(Short exercise): Search the material for the word "occupazione" and report each line where it turns up.

--- BEGIN ---

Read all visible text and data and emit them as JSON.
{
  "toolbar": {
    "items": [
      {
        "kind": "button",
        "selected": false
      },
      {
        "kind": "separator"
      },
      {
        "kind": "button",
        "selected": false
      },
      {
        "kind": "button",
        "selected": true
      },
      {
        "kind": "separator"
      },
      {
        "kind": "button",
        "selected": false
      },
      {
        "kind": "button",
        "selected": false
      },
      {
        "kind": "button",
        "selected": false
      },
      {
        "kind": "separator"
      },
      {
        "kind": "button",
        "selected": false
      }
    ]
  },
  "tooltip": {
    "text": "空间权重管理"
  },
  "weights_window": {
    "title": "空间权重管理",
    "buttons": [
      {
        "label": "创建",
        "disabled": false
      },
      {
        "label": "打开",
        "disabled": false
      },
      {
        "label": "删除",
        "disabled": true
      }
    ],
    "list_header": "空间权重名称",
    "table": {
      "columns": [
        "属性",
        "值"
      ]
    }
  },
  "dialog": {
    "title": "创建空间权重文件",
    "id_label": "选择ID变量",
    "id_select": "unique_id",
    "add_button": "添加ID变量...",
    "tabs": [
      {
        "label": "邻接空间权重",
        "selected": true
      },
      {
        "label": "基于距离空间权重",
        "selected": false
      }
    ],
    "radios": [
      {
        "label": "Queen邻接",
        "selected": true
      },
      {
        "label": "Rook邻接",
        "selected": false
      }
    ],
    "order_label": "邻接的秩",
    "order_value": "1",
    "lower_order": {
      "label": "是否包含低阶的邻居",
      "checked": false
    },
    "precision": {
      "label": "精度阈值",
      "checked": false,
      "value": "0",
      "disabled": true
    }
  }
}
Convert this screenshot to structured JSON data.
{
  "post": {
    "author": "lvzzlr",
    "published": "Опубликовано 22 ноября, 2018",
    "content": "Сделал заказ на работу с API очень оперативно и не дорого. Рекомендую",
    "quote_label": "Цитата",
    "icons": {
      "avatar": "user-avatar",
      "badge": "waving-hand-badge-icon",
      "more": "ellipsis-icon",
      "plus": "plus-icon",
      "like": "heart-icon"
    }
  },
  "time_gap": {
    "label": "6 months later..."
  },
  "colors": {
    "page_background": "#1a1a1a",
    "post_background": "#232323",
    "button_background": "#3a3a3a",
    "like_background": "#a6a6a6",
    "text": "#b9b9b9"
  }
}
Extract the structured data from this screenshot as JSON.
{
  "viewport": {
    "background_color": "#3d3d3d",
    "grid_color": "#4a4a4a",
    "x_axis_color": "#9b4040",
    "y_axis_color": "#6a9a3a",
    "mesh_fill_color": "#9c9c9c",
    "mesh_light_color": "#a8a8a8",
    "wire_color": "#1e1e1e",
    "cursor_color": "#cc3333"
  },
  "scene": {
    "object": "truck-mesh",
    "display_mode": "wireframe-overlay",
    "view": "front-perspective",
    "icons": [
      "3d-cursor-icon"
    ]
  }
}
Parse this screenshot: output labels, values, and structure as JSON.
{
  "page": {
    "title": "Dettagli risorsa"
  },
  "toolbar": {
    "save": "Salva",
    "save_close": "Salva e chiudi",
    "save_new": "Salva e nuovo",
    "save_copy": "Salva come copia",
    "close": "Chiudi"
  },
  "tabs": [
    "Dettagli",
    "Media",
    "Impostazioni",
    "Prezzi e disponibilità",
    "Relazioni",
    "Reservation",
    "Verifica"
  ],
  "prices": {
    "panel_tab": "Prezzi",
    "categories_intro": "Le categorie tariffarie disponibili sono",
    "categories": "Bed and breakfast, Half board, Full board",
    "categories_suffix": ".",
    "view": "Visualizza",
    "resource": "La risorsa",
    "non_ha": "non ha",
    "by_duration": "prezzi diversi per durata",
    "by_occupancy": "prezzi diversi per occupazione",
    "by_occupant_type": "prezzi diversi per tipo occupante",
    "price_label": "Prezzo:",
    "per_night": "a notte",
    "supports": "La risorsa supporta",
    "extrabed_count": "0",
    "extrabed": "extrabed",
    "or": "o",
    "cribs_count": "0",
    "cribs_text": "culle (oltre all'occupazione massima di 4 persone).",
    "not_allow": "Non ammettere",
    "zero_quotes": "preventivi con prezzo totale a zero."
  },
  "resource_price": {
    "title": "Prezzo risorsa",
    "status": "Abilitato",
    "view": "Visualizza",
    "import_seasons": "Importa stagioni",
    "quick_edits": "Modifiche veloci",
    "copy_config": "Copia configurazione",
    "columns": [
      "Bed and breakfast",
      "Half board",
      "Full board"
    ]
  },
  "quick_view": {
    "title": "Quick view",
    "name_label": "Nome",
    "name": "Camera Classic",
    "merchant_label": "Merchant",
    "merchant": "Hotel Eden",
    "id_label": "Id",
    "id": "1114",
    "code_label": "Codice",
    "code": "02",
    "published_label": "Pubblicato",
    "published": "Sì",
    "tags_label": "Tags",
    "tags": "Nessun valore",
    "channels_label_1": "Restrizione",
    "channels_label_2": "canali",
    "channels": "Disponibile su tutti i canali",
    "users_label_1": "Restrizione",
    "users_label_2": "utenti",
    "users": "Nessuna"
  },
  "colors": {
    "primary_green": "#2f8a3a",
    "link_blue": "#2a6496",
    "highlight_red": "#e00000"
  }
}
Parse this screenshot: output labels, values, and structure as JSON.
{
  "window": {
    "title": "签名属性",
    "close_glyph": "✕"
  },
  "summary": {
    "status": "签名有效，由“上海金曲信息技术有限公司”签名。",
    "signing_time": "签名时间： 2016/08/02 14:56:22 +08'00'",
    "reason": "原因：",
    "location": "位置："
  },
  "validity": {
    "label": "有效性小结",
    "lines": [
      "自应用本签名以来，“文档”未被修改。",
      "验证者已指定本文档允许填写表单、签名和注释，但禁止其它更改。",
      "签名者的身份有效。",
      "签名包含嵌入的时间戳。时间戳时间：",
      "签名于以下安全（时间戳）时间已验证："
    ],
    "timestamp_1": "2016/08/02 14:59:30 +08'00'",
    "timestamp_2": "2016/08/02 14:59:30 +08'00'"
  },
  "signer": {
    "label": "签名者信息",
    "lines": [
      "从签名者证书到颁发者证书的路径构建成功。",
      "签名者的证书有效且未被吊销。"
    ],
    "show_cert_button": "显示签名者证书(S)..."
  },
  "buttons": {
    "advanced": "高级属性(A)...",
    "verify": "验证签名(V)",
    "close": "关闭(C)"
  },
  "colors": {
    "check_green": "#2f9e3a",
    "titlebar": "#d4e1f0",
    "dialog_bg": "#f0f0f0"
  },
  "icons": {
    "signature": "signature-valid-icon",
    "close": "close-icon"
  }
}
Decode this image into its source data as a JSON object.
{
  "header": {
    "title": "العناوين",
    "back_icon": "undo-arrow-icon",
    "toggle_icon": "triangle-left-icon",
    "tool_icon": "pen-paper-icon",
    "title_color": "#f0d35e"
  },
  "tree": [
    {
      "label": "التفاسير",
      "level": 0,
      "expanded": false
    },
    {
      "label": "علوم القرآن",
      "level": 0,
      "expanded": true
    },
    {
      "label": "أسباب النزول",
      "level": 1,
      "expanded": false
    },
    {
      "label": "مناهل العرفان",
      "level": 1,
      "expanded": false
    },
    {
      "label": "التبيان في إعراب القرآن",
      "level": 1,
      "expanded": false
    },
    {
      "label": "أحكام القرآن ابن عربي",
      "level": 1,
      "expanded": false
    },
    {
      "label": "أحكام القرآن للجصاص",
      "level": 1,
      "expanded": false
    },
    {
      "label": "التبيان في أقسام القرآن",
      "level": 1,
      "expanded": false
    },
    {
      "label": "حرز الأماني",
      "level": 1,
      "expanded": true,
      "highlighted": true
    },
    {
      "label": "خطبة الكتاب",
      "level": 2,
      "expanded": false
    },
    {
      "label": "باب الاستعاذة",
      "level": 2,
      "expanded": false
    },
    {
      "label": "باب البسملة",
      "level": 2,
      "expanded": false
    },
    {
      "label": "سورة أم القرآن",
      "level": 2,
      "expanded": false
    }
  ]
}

--- END ---

(The response):
    "by_occupancy": "prezzi diversi per occupazione",
    "cribs_text": "culle (oltre all'occupazione massima di 4 persone).",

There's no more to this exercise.